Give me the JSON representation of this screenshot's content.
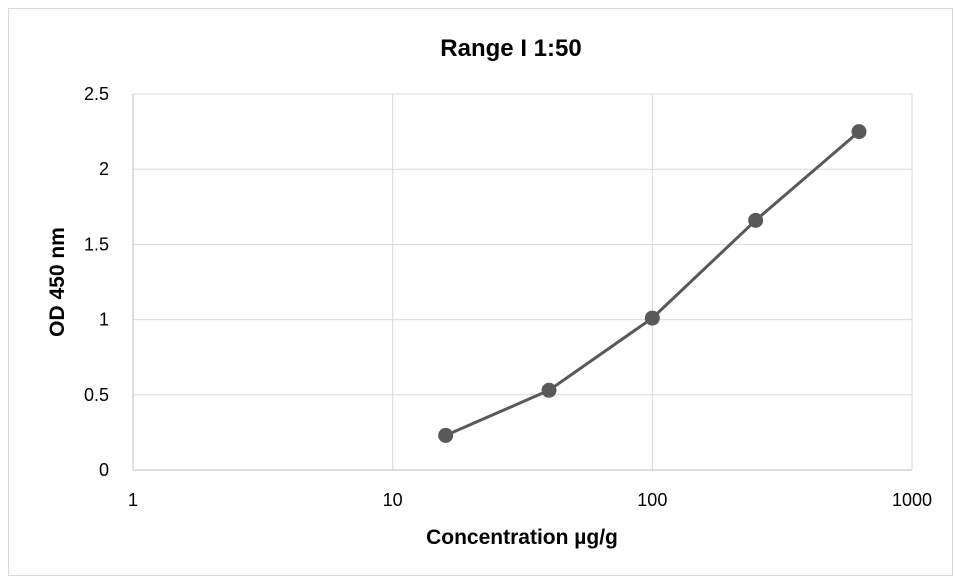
{
  "chart_data": {
    "type": "line",
    "title": "Range I 1:50",
    "xlabel": "Concentration µg/g",
    "ylabel": "OD 450 nm",
    "x_scale": "log",
    "xlim": [
      1,
      1000
    ],
    "ylim": [
      0,
      2.5
    ],
    "x_ticks": [
      "1",
      "10",
      "100",
      "1000"
    ],
    "y_ticks": [
      "0",
      "0.5",
      "1",
      "1.5",
      "2",
      "2.5"
    ],
    "grid": true,
    "legend": "none",
    "series": [
      {
        "color": "#595959",
        "x": [
          16,
          40,
          100,
          250,
          625
        ],
        "y": [
          0.23,
          0.53,
          1.01,
          1.66,
          2.25
        ]
      }
    ]
  }
}
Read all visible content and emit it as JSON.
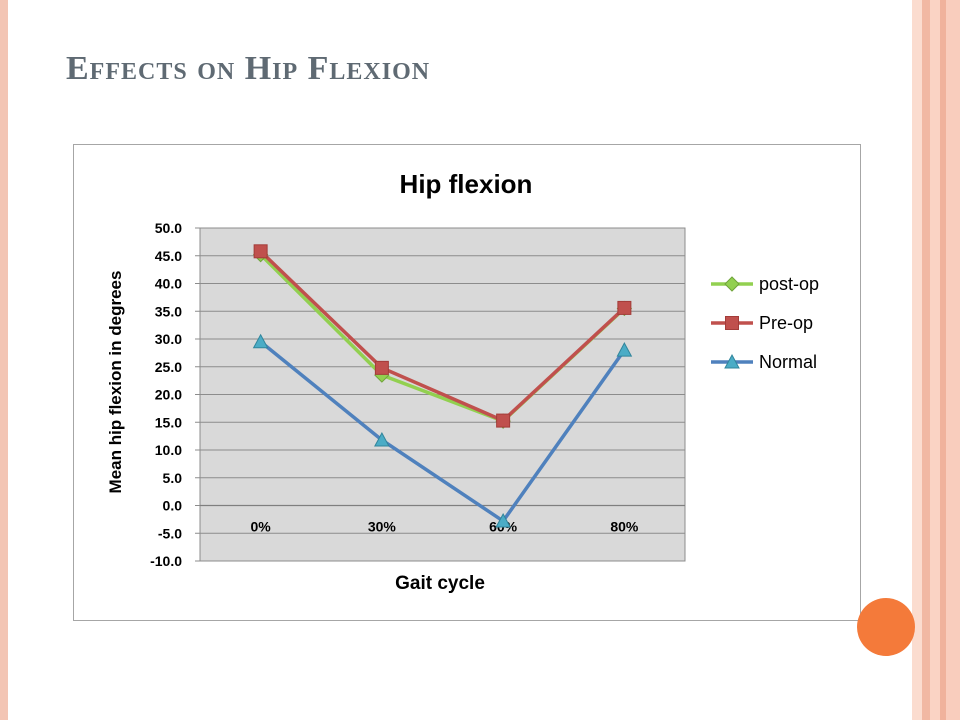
{
  "slide": {
    "title": "Effects on Hip Flexion"
  },
  "colors": {
    "accent_dot": "#f47a3a",
    "side_border": "#f3c5b4",
    "plot_background": "#d9d9d9"
  },
  "chart_data": {
    "type": "line",
    "title": "Hip flexion",
    "xlabel": "Gait cycle",
    "ylabel": "Mean hip flexion in degrees",
    "categories": [
      "0%",
      "30%",
      "60%",
      "80%"
    ],
    "ylim": [
      -10,
      50
    ],
    "ytick_step": 5,
    "y_tick_labels": [
      "-10.0",
      "-5.0",
      "0.0",
      "5.0",
      "10.0",
      "15.0",
      "20.0",
      "25.0",
      "30.0",
      "35.0",
      "40.0",
      "45.0",
      "50.0"
    ],
    "grid": true,
    "legend_position": "right",
    "series": [
      {
        "name": "post-op",
        "values": [
          45.2,
          23.5,
          15.2,
          35.5
        ],
        "color": "#92d050",
        "marker": "diamond"
      },
      {
        "name": "Pre-op",
        "values": [
          45.8,
          24.8,
          15.3,
          35.6
        ],
        "color": "#c0504d",
        "marker": "square"
      },
      {
        "name": "Normal",
        "values": [
          29.5,
          11.8,
          -2.8,
          28.0
        ],
        "color": "#4f81bd",
        "marker": "triangle"
      }
    ]
  }
}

----------------

» What this task involves:
The required answer is a single number: the count of lines in the entries that hold the string "content".

» Correct result:
2